Directive
State how many lines include "пунктом", giving the number by itself.

Input data
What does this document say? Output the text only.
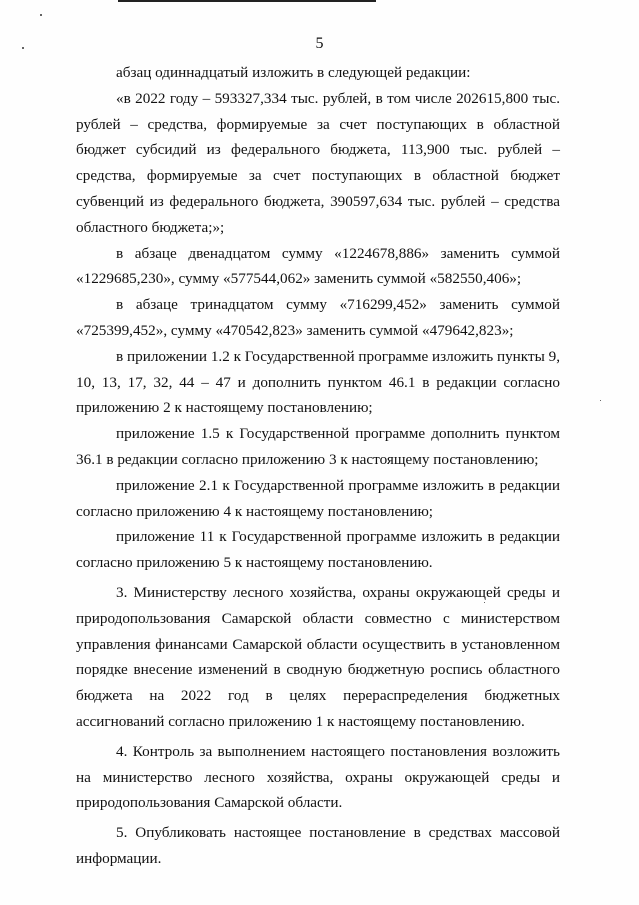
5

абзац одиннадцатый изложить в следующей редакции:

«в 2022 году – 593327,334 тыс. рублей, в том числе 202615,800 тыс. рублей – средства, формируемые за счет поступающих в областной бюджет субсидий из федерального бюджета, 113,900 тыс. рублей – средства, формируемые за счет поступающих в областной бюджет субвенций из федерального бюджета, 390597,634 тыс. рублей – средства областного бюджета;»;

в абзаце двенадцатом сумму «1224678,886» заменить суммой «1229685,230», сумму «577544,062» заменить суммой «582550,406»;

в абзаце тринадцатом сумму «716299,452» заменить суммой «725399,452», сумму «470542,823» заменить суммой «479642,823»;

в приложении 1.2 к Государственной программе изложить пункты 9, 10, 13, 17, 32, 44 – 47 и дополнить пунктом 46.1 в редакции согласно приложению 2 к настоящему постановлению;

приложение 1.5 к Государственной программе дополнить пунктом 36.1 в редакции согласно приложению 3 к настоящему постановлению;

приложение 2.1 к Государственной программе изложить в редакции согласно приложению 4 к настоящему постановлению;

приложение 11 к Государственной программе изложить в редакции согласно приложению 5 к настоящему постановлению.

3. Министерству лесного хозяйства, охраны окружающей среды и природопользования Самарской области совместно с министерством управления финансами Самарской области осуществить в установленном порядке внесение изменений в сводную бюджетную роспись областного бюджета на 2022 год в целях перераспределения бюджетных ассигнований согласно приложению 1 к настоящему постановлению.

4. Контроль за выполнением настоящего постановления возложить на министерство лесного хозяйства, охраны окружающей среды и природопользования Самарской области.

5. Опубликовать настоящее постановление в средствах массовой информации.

Written reply
2